(MATERIAL PROVIDED)
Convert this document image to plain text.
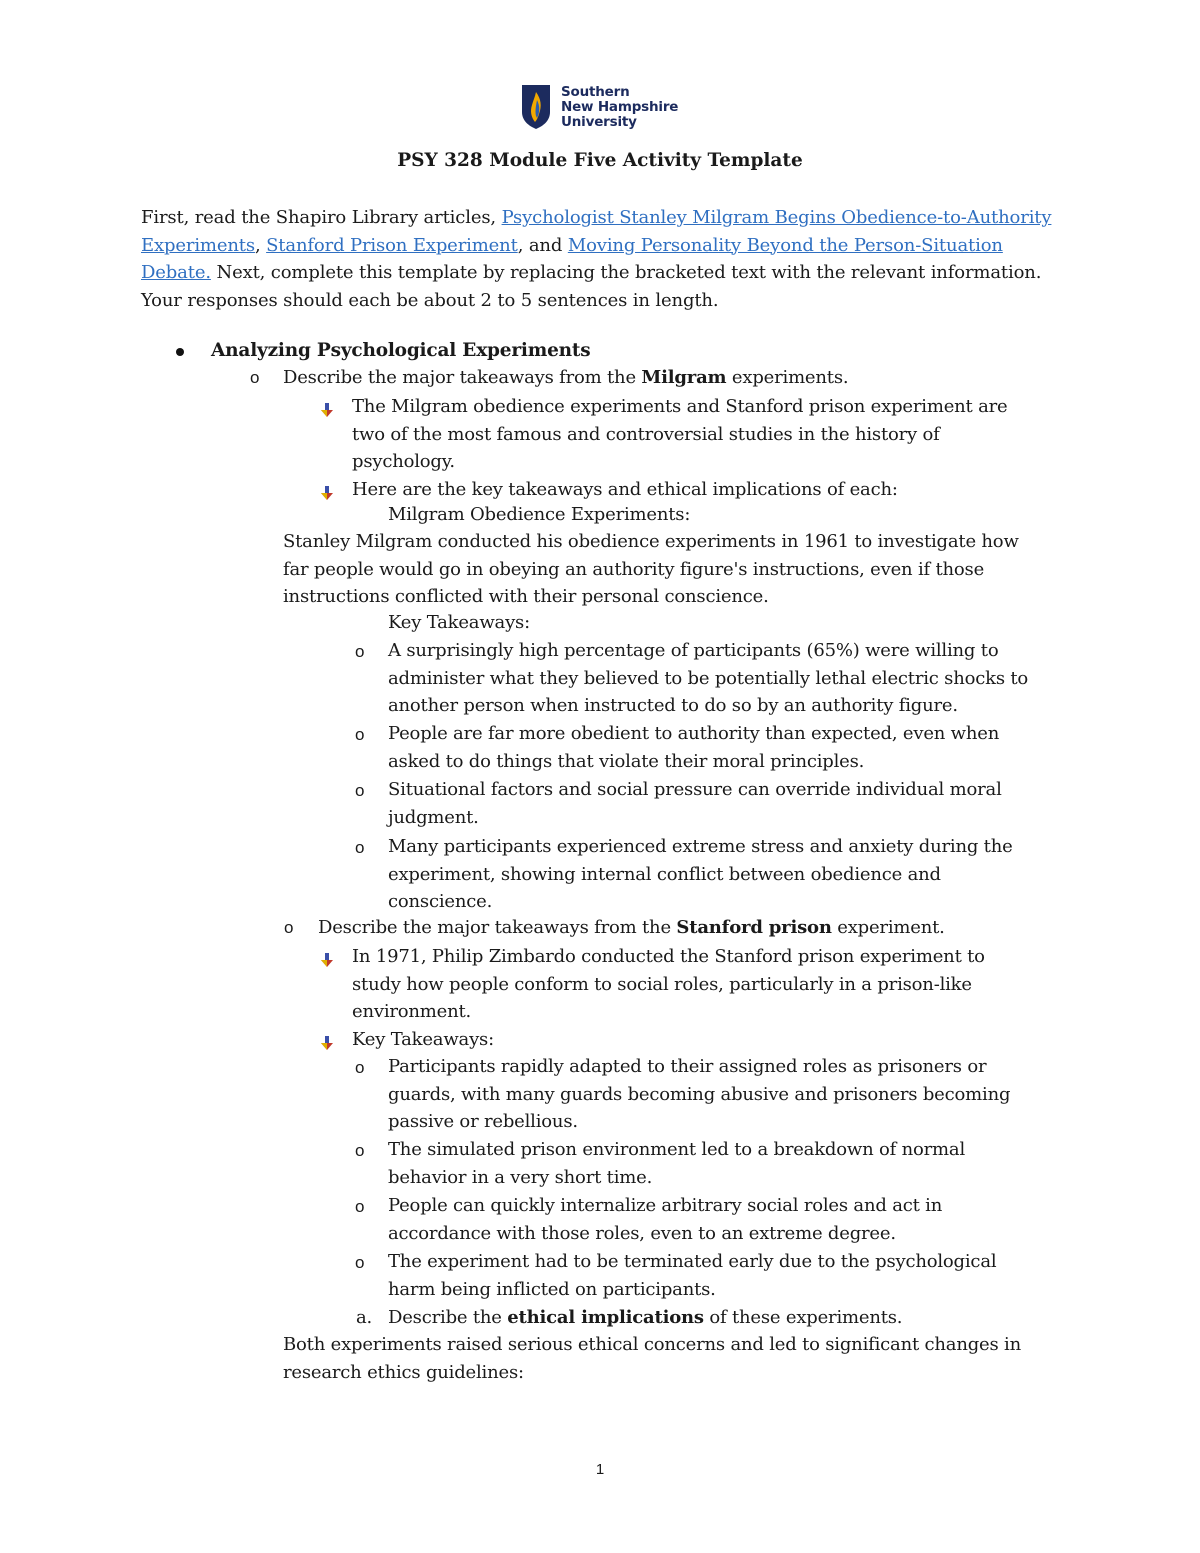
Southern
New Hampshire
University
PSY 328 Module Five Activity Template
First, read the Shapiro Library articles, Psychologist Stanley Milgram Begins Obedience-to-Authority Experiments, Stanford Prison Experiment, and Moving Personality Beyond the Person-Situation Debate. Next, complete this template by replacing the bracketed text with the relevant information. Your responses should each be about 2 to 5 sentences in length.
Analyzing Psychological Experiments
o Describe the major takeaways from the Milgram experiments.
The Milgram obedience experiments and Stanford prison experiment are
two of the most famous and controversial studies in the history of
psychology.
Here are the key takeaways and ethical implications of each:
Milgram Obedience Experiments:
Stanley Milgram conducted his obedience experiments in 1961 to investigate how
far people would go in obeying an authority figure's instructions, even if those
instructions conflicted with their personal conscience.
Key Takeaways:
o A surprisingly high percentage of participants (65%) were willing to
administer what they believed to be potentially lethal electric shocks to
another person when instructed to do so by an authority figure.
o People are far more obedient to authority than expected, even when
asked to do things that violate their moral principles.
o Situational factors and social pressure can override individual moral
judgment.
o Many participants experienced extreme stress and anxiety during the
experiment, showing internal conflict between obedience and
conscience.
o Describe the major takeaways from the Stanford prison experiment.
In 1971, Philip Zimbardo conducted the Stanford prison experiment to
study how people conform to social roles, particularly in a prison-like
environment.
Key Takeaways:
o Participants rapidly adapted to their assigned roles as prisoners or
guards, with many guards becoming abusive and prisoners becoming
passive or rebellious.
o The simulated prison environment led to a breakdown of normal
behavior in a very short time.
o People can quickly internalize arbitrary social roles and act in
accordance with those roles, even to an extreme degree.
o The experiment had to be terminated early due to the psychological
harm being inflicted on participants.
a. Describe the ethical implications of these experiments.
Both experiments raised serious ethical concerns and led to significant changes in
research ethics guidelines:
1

(EXERCISE PROMPT)
Identify every line where the string "their" appears.

(SOLUTION TO THIS TASK)
instructions conflicted with their personal conscience.
asked to do things that violate their moral principles.
o Participants rapidly adapted to their assigned roles as prisoners or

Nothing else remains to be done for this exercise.